## start Data entries
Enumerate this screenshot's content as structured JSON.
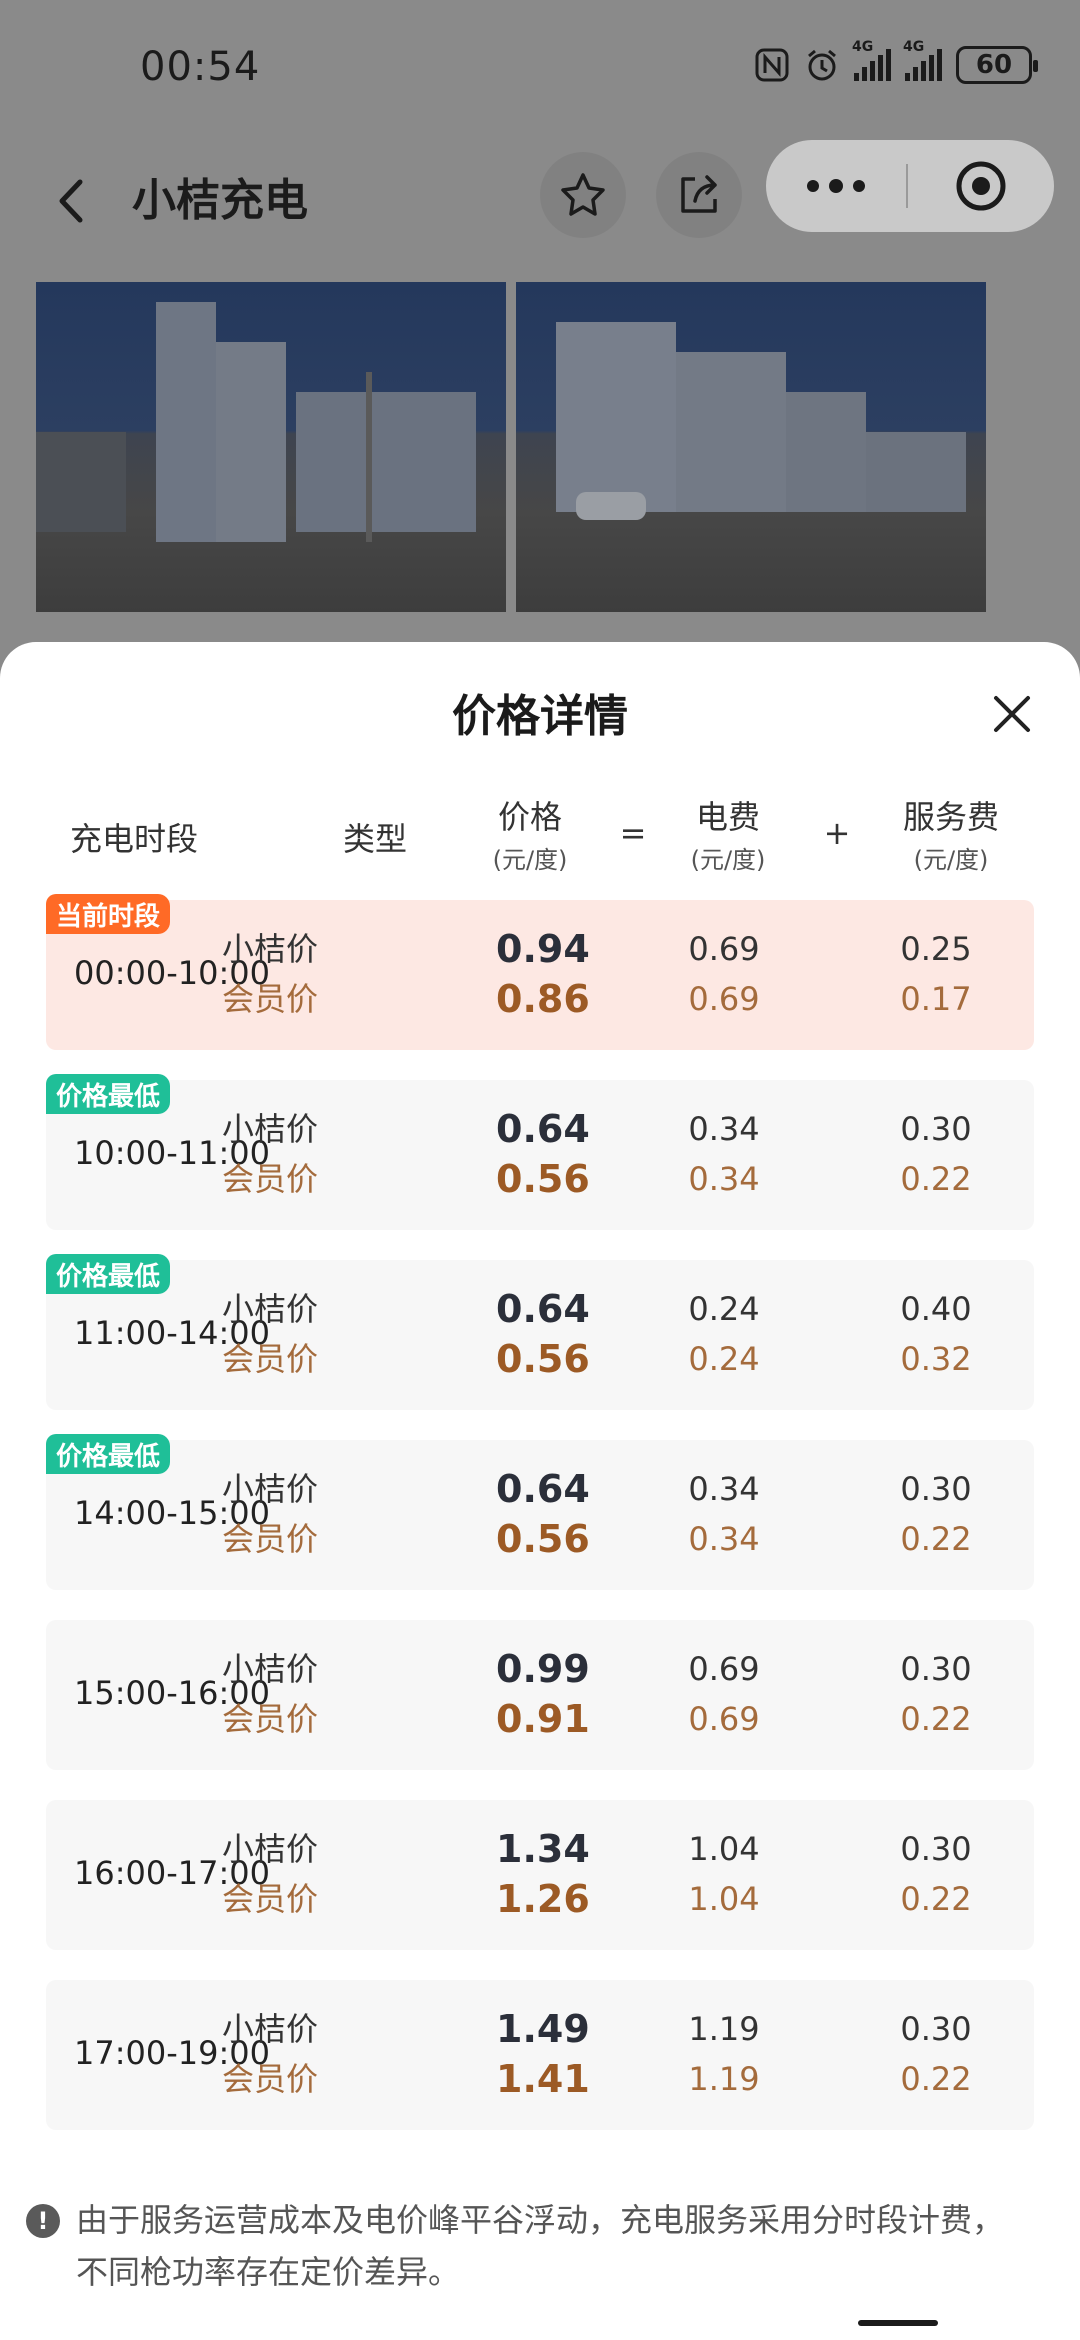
{
  "status_bar": {
    "time": "00:54",
    "battery": "60",
    "net1": "4G",
    "net2": "4G"
  },
  "nav": {
    "title": "小桔充电"
  },
  "sheet": {
    "title": "价格详情",
    "headers": {
      "period": "充电时段",
      "type": "类型",
      "price": "价格",
      "price_unit": "(元/度)",
      "eq": "=",
      "elec": "电费",
      "elec_unit": "(元/度)",
      "plus": "+",
      "service": "服务费",
      "service_unit": "(元/度)"
    },
    "rows": [
      {
        "badge": "当前时段",
        "period": "00:00-10:00",
        "type1": "小桔价",
        "type2": "会员价",
        "price1": "0.94",
        "price2": "0.86",
        "elec1": "0.69",
        "elec2": "0.69",
        "svc1": "0.25",
        "svc2": "0.17"
      },
      {
        "badge": "价格最低",
        "period": "10:00-11:00",
        "type1": "小桔价",
        "type2": "会员价",
        "price1": "0.64",
        "price2": "0.56",
        "elec1": "0.34",
        "elec2": "0.34",
        "svc1": "0.30",
        "svc2": "0.22"
      },
      {
        "badge": "价格最低",
        "period": "11:00-14:00",
        "type1": "小桔价",
        "type2": "会员价",
        "price1": "0.64",
        "price2": "0.56",
        "elec1": "0.24",
        "elec2": "0.24",
        "svc1": "0.40",
        "svc2": "0.32"
      },
      {
        "badge": "价格最低",
        "period": "14:00-15:00",
        "type1": "小桔价",
        "type2": "会员价",
        "price1": "0.64",
        "price2": "0.56",
        "elec1": "0.34",
        "elec2": "0.34",
        "svc1": "0.30",
        "svc2": "0.22"
      },
      {
        "period": "15:00-16:00",
        "type1": "小桔价",
        "type2": "会员价",
        "price1": "0.99",
        "price2": "0.91",
        "elec1": "0.69",
        "elec2": "0.69",
        "svc1": "0.30",
        "svc2": "0.22"
      },
      {
        "period": "16:00-17:00",
        "type1": "小桔价",
        "type2": "会员价",
        "price1": "1.34",
        "price2": "1.26",
        "elec1": "1.04",
        "elec2": "1.04",
        "svc1": "0.30",
        "svc2": "0.22"
      },
      {
        "period": "17:00-19:00",
        "type1": "小桔价",
        "type2": "会员价",
        "price1": "1.49",
        "price2": "1.41",
        "elec1": "1.19",
        "elec2": "1.19",
        "svc1": "0.30",
        "svc2": "0.22"
      }
    ],
    "footer_note": "由于服务运营成本及电价峰平谷浮动，充电服务采用分时段计费，不同枪功率存在定价差异。"
  },
  "colors": {
    "current_bg": "#fde8e3",
    "badge_current": "#ff6a26",
    "badge_lowest": "#1fbf98",
    "member_price": "#9c5a25"
  }
}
## end Data entries
> **Requirement**: Find the word "period" in the entries above and gather every line that holds it.

> **Exercise response**:
      "period": "充电时段",
        "period": "00:00-10:00",
        "period": "10:00-11:00",
        "period": "11:00-14:00",
        "period": "14:00-15:00",
        "period": "15:00-16:00",
        "period": "16:00-17:00",
        "period": "17:00-19:00",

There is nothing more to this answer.